* The request
Your task is to copy the material exactly.

* Listing
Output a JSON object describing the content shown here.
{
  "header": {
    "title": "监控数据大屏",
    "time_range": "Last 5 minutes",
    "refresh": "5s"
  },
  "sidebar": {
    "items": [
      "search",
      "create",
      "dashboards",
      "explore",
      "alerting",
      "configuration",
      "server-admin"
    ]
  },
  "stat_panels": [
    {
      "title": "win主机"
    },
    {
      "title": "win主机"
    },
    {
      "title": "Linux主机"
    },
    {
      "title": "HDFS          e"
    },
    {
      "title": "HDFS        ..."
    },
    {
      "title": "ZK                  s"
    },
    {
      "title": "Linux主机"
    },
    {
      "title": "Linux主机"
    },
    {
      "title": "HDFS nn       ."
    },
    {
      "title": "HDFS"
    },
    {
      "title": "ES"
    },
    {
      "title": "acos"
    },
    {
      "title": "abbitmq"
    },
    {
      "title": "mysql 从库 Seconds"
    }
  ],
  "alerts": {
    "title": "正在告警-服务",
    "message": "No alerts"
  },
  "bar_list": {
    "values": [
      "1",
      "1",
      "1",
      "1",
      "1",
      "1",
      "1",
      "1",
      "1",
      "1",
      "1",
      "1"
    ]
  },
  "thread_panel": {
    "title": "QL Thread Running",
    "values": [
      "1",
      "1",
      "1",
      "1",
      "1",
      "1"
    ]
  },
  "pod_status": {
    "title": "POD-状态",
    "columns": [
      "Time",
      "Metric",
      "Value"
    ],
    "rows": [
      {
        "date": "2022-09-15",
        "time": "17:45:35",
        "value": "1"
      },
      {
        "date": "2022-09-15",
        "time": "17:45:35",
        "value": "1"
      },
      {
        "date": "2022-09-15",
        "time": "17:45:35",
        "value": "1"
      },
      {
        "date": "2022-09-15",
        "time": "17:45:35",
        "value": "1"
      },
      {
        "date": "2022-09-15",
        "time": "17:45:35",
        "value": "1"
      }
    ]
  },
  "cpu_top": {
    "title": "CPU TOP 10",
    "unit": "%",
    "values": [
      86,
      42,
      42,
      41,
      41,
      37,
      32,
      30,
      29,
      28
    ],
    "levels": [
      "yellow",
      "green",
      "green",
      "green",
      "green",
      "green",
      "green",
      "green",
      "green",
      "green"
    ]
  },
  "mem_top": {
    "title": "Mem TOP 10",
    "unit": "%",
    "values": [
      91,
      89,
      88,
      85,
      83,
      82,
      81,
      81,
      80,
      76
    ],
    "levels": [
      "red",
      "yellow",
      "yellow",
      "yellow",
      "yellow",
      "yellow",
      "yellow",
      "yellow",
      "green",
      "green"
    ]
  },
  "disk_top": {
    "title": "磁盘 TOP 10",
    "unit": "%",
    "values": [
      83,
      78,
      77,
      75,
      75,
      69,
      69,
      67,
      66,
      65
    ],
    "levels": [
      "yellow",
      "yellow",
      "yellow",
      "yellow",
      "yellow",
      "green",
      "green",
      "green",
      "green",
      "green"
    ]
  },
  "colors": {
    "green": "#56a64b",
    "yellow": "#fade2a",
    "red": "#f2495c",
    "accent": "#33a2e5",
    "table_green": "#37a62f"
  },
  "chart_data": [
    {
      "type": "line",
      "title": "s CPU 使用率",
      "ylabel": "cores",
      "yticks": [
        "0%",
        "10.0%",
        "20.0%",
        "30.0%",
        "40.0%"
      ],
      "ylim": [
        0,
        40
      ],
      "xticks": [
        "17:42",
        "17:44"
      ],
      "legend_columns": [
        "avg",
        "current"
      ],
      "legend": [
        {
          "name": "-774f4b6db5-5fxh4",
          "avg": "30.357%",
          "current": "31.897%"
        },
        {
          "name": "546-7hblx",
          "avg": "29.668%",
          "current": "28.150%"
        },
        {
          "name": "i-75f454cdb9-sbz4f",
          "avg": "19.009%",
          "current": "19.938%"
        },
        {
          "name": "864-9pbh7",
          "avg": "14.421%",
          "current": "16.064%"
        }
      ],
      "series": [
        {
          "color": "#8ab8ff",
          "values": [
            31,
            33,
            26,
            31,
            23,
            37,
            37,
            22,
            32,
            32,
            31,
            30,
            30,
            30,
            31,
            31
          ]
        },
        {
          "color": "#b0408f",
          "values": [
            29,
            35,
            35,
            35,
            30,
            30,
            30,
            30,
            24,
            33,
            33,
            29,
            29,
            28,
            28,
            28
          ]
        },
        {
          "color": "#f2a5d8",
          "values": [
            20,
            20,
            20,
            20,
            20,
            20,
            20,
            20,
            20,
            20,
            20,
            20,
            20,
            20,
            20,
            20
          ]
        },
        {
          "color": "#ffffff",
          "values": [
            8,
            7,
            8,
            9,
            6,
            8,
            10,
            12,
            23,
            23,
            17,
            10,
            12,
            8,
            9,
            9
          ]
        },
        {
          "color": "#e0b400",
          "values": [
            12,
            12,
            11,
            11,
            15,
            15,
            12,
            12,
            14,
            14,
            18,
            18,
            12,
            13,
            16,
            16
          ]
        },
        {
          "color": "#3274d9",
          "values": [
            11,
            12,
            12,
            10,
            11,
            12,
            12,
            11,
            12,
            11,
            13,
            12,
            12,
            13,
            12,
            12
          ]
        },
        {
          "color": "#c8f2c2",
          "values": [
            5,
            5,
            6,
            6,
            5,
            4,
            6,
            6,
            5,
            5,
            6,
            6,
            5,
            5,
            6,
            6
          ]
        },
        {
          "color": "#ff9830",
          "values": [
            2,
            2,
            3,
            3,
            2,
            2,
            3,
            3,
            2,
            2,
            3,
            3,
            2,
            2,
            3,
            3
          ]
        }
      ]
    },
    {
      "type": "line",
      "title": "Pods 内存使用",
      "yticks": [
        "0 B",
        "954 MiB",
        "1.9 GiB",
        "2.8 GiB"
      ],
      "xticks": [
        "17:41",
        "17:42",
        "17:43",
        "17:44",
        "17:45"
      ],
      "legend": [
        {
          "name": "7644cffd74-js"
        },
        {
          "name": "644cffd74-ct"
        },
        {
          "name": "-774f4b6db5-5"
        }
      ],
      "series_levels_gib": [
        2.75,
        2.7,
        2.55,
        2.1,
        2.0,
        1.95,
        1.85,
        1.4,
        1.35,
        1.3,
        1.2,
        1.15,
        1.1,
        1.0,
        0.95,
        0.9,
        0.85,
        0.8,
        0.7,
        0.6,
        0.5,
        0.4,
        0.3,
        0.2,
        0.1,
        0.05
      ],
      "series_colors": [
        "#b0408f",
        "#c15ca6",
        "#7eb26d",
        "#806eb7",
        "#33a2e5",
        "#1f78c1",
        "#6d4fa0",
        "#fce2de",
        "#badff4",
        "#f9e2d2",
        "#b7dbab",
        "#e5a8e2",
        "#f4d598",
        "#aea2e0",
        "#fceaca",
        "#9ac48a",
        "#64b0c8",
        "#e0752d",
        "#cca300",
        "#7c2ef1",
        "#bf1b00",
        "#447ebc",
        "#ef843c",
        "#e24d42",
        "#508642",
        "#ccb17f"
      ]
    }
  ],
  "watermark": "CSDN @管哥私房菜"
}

* Solution to this problem
Output a JSON object describing the content shown here.
{
  "header": {
    "title": "监控数据大屏",
    "time_range": "Last 5 minutes",
    "refresh": "5s"
  },
  "sidebar": {
    "items": [
      "search",
      "create",
      "dashboards",
      "explore",
      "alerting",
      "configuration",
      "server-admin"
    ]
  },
  "stat_panels": [
    {
      "title": "win主机"
    },
    {
      "title": "win主机"
    },
    {
      "title": "Linux主机"
    },
    {
      "title": "HDFS          e"
    },
    {
      "title": "HDFS        ..."
    },
    {
      "title": "ZK                  s"
    },
    {
      "title": "Linux主机"
    },
    {
      "title": "Linux主机"
    },
    {
      "title": "HDFS nn       ."
    },
    {
      "title": "HDFS"
    },
    {
      "title": "ES"
    },
    {
      "title": "acos"
    },
    {
      "title": "abbitmq"
    },
    {
      "title": "mysql 从库 Seconds"
    }
  ],
  "alerts": {
    "title": "正在告警-服务",
    "message": "No alerts"
  },
  "bar_list": {
    "values": [
      "1",
      "1",
      "1",
      "1",
      "1",
      "1",
      "1",
      "1",
      "1",
      "1",
      "1",
      "1"
    ]
  },
  "thread_panel": {
    "title": "QL Thread Running",
    "values": [
      "1",
      "1",
      "1",
      "1",
      "1",
      "1"
    ]
  },
  "pod_status": {
    "title": "POD-状态",
    "columns": [
      "Time",
      "Metric",
      "Value"
    ],
    "rows": [
      {
        "date": "2022-09-15",
        "time": "17:45:35",
        "value": "1"
      },
      {
        "date": "2022-09-15",
        "time": "17:45:35",
        "value": "1"
      },
      {
        "date": "2022-09-15",
        "time": "17:45:35",
        "value": "1"
      },
      {
        "date": "2022-09-15",
        "time": "17:45:35",
        "value": "1"
      },
      {
        "date": "2022-09-15",
        "time": "17:45:35",
        "value": "1"
      }
    ]
  },
  "cpu_top": {
    "title": "CPU TOP 10",
    "unit": "%",
    "values": [
      86,
      42,
      42,
      41,
      41,
      37,
      32,
      30,
      29,
      28
    ],
    "levels": [
      "yellow",
      "green",
      "green",
      "green",
      "green",
      "green",
      "green",
      "green",
      "green",
      "green"
    ]
  },
  "mem_top": {
    "title": "Mem TOP 10",
    "unit": "%",
    "values": [
      91,
      89,
      88,
      85,
      83,
      82,
      81,
      81,
      80,
      76
    ],
    "levels": [
      "red",
      "yellow",
      "yellow",
      "yellow",
      "yellow",
      "yellow",
      "yellow",
      "yellow",
      "green",
      "green"
    ]
  },
  "disk_top": {
    "title": "磁盘 TOP 10",
    "unit": "%",
    "values": [
      83,
      78,
      77,
      75,
      75,
      69,
      69,
      67,
      66,
      65
    ],
    "levels": [
      "yellow",
      "yellow",
      "yellow",
      "yellow",
      "yellow",
      "green",
      "green",
      "green",
      "green",
      "green"
    ]
  },
  "colors": {
    "green": "#56a64b",
    "yellow": "#fade2a",
    "red": "#f2495c",
    "accent": "#33a2e5",
    "table_green": "#37a62f"
  },
  "chart_data": [
    {
      "type": "line",
      "title": "s CPU 使用率",
      "ylabel": "cores",
      "yticks": [
        "0%",
        "10.0%",
        "20.0%",
        "30.0%",
        "40.0%"
      ],
      "ylim": [
        0,
        40
      ],
      "xticks": [
        "17:42",
        "17:44"
      ],
      "legend_columns": [
        "avg",
        "current"
      ],
      "legend": [
        {
          "name": "-774f4b6db5-5fxh4",
          "avg": "30.357%",
          "current": "31.897%"
        },
        {
          "name": "546-7hblx",
          "avg": "29.668%",
          "current": "28.150%"
        },
        {
          "name": "i-75f454cdb9-sbz4f",
          "avg": "19.009%",
          "current": "19.938%"
        },
        {
          "name": "864-9pbh7",
          "avg": "14.421%",
          "current": "16.064%"
        }
      ],
      "series": [
        {
          "color": "#8ab8ff",
          "values": [
            31,
            33,
            26,
            31,
            23,
            37,
            37,
            22,
            32,
            32,
            31,
            30,
            30,
            30,
            31,
            31
          ]
        },
        {
          "color": "#b0408f",
          "values": [
            29,
            35,
            35,
            35,
            30,
            30,
            30,
            30,
            24,
            33,
            33,
            29,
            29,
            28,
            28,
            28
          ]
        },
        {
          "color": "#f2a5d8",
          "values": [
            20,
            20,
            20,
            20,
            20,
            20,
            20,
            20,
            20,
            20,
            20,
            20,
            20,
            20,
            20,
            20
          ]
        },
        {
          "color": "#ffffff",
          "values": [
            8,
            7,
            8,
            9,
            6,
            8,
            10,
            12,
            23,
            23,
            17,
            10,
            12,
            8,
            9,
            9
          ]
        },
        {
          "color": "#e0b400",
          "values": [
            12,
            12,
            11,
            11,
            15,
            15,
            12,
            12,
            14,
            14,
            18,
            18,
            12,
            13,
            16,
            16
          ]
        },
        {
          "color": "#3274d9",
          "values": [
            11,
            12,
            12,
            10,
            11,
            12,
            12,
            11,
            12,
            11,
            13,
            12,
            12,
            13,
            12,
            12
          ]
        },
        {
          "color": "#c8f2c2",
          "values": [
            5,
            5,
            6,
            6,
            5,
            4,
            6,
            6,
            5,
            5,
            6,
            6,
            5,
            5,
            6,
            6
          ]
        },
        {
          "color": "#ff9830",
          "values": [
            2,
            2,
            3,
            3,
            2,
            2,
            3,
            3,
            2,
            2,
            3,
            3,
            2,
            2,
            3,
            3
          ]
        }
      ]
    },
    {
      "type": "line",
      "title": "Pods 内存使用",
      "yticks": [
        "0 B",
        "954 MiB",
        "1.9 GiB",
        "2.8 GiB"
      ],
      "xticks": [
        "17:41",
        "17:42",
        "17:43",
        "17:44",
        "17:45"
      ],
      "legend": [
        {
          "name": "7644cffd74-js"
        },
        {
          "name": "644cffd74-ct"
        },
        {
          "name": "-774f4b6db5-5"
        }
      ],
      "series_levels_gib": [
        2.75,
        2.7,
        2.55,
        2.1,
        2.0,
        1.95,
        1.85,
        1.4,
        1.35,
        1.3,
        1.2,
        1.15,
        1.1,
        1.0,
        0.95,
        0.9,
        0.85,
        0.8,
        0.7,
        0.6,
        0.5,
        0.4,
        0.3,
        0.2,
        0.1,
        0.05
      ],
      "series_colors": [
        "#b0408f",
        "#c15ca6",
        "#7eb26d",
        "#806eb7",
        "#33a2e5",
        "#1f78c1",
        "#6d4fa0",
        "#fce2de",
        "#badff4",
        "#f9e2d2",
        "#b7dbab",
        "#e5a8e2",
        "#f4d598",
        "#aea2e0",
        "#fceaca",
        "#9ac48a",
        "#64b0c8",
        "#e0752d",
        "#cca300",
        "#7c2ef1",
        "#bf1b00",
        "#447ebc",
        "#ef843c",
        "#e24d42",
        "#508642",
        "#ccb17f"
      ]
    }
  ],
  "watermark": "CSDN @管哥私房菜"
}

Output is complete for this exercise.